→ Collection entries:
+ + + + +
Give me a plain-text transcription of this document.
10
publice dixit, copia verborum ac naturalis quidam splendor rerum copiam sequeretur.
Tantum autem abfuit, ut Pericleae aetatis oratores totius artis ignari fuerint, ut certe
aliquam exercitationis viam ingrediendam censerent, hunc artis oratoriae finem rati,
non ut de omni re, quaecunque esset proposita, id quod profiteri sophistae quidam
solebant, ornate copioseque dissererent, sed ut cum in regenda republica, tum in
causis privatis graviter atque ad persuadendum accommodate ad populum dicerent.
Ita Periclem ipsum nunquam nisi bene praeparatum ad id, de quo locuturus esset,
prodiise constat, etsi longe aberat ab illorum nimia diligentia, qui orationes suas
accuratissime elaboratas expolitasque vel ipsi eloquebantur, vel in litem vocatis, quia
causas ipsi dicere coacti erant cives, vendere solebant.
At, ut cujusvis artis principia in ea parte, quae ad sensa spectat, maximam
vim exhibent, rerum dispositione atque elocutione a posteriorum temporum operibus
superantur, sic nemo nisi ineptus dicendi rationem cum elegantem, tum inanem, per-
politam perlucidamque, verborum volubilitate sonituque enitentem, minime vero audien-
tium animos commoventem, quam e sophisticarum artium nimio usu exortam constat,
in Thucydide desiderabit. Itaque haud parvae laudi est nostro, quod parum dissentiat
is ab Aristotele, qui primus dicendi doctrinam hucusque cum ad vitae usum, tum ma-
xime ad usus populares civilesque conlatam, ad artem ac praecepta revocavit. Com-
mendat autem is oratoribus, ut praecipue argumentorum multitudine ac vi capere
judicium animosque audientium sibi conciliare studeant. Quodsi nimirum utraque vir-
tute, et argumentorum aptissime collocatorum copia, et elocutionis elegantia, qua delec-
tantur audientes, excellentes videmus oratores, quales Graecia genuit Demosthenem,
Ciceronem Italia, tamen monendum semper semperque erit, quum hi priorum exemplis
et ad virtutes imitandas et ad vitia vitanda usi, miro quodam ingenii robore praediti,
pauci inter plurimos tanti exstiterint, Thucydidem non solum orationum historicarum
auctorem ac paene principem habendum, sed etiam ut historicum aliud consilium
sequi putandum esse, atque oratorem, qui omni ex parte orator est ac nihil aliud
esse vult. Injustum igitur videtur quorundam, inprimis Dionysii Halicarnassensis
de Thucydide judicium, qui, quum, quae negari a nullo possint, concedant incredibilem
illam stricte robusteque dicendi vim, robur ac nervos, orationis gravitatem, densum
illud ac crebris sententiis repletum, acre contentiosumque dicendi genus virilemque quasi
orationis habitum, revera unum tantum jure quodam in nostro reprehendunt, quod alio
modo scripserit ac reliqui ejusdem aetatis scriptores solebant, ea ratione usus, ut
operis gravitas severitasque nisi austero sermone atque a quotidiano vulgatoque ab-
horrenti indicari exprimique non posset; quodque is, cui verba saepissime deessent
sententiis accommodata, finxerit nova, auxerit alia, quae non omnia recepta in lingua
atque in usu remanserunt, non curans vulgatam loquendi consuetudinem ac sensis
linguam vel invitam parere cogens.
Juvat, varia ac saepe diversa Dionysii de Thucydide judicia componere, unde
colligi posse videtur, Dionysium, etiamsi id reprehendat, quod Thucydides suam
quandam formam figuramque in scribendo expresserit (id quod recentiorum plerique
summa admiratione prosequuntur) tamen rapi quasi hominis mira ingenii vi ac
+ + + + +
→ GIVEN REQUEST:
Go through the listing above and pull out each line containing the word "parte".

→ SOLUTION TO THIS TASK:
At, ut cujusvis artis principia in ea parte, quae ad sensa spectat, maximam
sequi putandum esse, atque oratorem, qui omni ex parte orator est ac nihil aliud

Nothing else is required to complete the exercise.